Leave out the pictures and transcribe everything else exactly.

The records »
··········
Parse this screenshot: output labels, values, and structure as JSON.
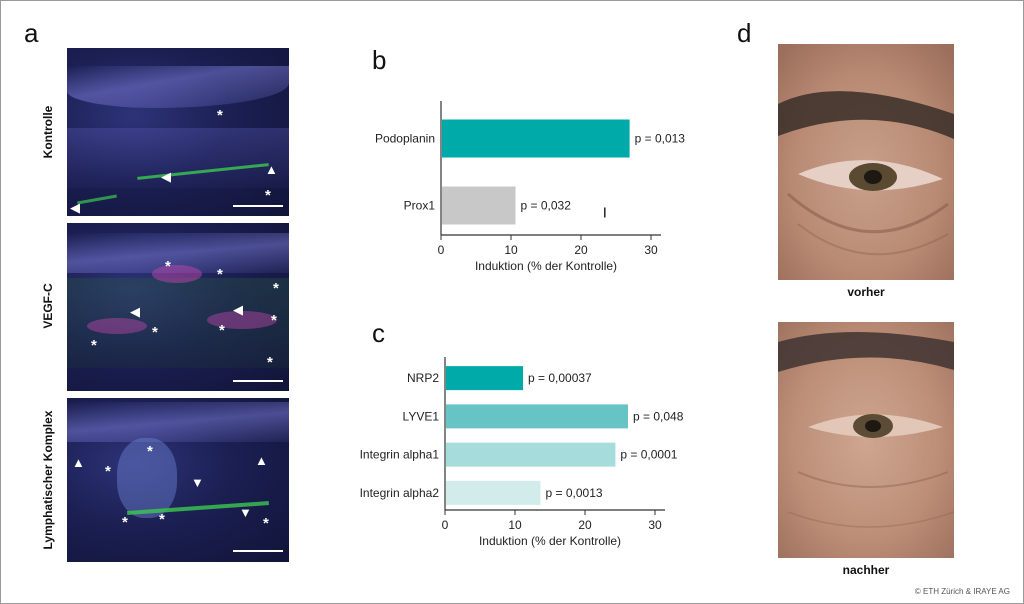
{
  "panels": {
    "a": {
      "letter": "a",
      "rows": [
        "Kontrolle",
        "VEGF-C",
        "Lymphatischer Komplex"
      ]
    },
    "b": {
      "letter": "b"
    },
    "c": {
      "letter": "c"
    },
    "d": {
      "letter": "d",
      "before_label": "vorher",
      "after_label": "nachher"
    }
  },
  "copyright": "© ETH Zürich & IRAYE AG",
  "chart_data": [
    {
      "type": "bar",
      "orientation": "horizontal",
      "panel": "b",
      "categories": [
        "Podoplanin",
        "Prox1"
      ],
      "values": [
        26.8,
        10.5
      ],
      "colors": [
        "#00aaa9",
        "#c8c8c8"
      ],
      "annotations": [
        "p = 0,013",
        "p = 0,032"
      ],
      "xlabel": "Induktion (% der Kontrolle)",
      "xlim": [
        0,
        30
      ],
      "xticks": [
        0,
        10,
        20,
        30
      ],
      "error_bars": [
        null,
        23.4
      ]
    },
    {
      "type": "bar",
      "orientation": "horizontal",
      "panel": "c",
      "categories": [
        "NRP2",
        "LYVE1",
        "Integrin alpha1",
        "Integrin alpha2"
      ],
      "values": [
        11.0,
        26.0,
        24.2,
        13.5
      ],
      "colors": [
        "#00aaa9",
        "#66c4c4",
        "#a6dcdc",
        "#d2ecec"
      ],
      "annotations": [
        "p = 0,00037",
        "p = 0,048",
        "p = 0,0001",
        "p = 0,0013"
      ],
      "xlabel": "Induktion (% der Kontrolle)",
      "xlim": [
        0,
        30
      ],
      "xticks": [
        0,
        10,
        20,
        30
      ]
    }
  ]
}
··········
Final result »
Parse this screenshot: output labels, values, and structure as JSON.
{
  "panels": {
    "a": {
      "letter": "a",
      "rows": [
        "Kontrolle",
        "VEGF-C",
        "Lymphatischer Komplex"
      ]
    },
    "b": {
      "letter": "b"
    },
    "c": {
      "letter": "c"
    },
    "d": {
      "letter": "d",
      "before_label": "vorher",
      "after_label": "nachher"
    }
  },
  "copyright": "© ETH Zürich & IRAYE AG",
  "chart_data": [
    {
      "type": "bar",
      "orientation": "horizontal",
      "panel": "b",
      "categories": [
        "Podoplanin",
        "Prox1"
      ],
      "values": [
        26.8,
        10.5
      ],
      "colors": [
        "#00aaa9",
        "#c8c8c8"
      ],
      "annotations": [
        "p = 0,013",
        "p = 0,032"
      ],
      "xlabel": "Induktion (% der Kontrolle)",
      "xlim": [
        0,
        30
      ],
      "xticks": [
        0,
        10,
        20,
        30
      ],
      "error_bars": [
        null,
        23.4
      ]
    },
    {
      "type": "bar",
      "orientation": "horizontal",
      "panel": "c",
      "categories": [
        "NRP2",
        "LYVE1",
        "Integrin alpha1",
        "Integrin alpha2"
      ],
      "values": [
        11.0,
        26.0,
        24.2,
        13.5
      ],
      "colors": [
        "#00aaa9",
        "#66c4c4",
        "#a6dcdc",
        "#d2ecec"
      ],
      "annotations": [
        "p = 0,00037",
        "p = 0,048",
        "p = 0,0001",
        "p = 0,0013"
      ],
      "xlabel": "Induktion (% der Kontrolle)",
      "xlim": [
        0,
        30
      ],
      "xticks": [
        0,
        10,
        20,
        30
      ]
    }
  ]
}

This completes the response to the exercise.